_PROBLEM STATEMENT_: Retype everything in the listing, leaving each line exactly as it is.

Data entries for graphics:
=====

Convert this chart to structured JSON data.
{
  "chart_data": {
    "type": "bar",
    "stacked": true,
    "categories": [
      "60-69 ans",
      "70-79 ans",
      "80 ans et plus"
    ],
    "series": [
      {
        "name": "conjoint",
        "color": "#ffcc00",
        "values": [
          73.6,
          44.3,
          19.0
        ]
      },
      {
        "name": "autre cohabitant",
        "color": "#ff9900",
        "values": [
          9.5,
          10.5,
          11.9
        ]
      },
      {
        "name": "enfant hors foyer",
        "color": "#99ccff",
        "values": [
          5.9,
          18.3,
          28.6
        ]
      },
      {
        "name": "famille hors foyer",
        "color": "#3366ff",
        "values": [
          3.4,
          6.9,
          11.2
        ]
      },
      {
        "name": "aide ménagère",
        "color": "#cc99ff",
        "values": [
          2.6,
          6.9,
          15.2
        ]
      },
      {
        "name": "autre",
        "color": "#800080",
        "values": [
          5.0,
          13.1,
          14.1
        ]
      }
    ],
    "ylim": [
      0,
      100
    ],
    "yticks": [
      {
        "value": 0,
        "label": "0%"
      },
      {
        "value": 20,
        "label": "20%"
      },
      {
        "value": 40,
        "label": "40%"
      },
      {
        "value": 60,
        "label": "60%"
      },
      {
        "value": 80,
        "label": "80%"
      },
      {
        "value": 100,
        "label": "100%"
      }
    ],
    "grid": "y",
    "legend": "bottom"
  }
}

=====

_TASK OUTPUT_:
Convert this chart to structured JSON data.
{
  "chart_data": {
    "type": "bar",
    "stacked": true,
    "categories": [
      "60-69 ans",
      "70-79 ans",
      "80 ans et plus"
    ],
    "series": [
      {
        "name": "conjoint",
        "color": "#ffcc00",
        "values": [
          73.6,
          44.3,
          19.0
        ]
      },
      {
        "name": "autre cohabitant",
        "color": "#ff9900",
        "values": [
          9.5,
          10.5,
          11.9
        ]
      },
      {
        "name": "enfant hors foyer",
        "color": "#99ccff",
        "values": [
          5.9,
          18.3,
          28.6
        ]
      },
      {
        "name": "famille hors foyer",
        "color": "#3366ff",
        "values": [
          3.4,
          6.9,
          11.2
        ]
      },
      {
        "name": "aide ménagère",
        "color": "#cc99ff",
        "values": [
          2.6,
          6.9,
          15.2
        ]
      },
      {
        "name": "autre",
        "color": "#800080",
        "values": [
          5.0,
          13.1,
          14.1
        ]
      }
    ],
    "ylim": [
      0,
      100
    ],
    "yticks": [
      {
        "value": 0,
        "label": "0%"
      },
      {
        "value": 20,
        "label": "20%"
      },
      {
        "value": 40,
        "label": "40%"
      },
      {
        "value": 60,
        "label": "60%"
      },
      {
        "value": 80,
        "label": "80%"
      },
      {
        "value": 100,
        "label": "100%"
      }
    ],
    "grid": "y",
    "legend": "bottom"
  }
}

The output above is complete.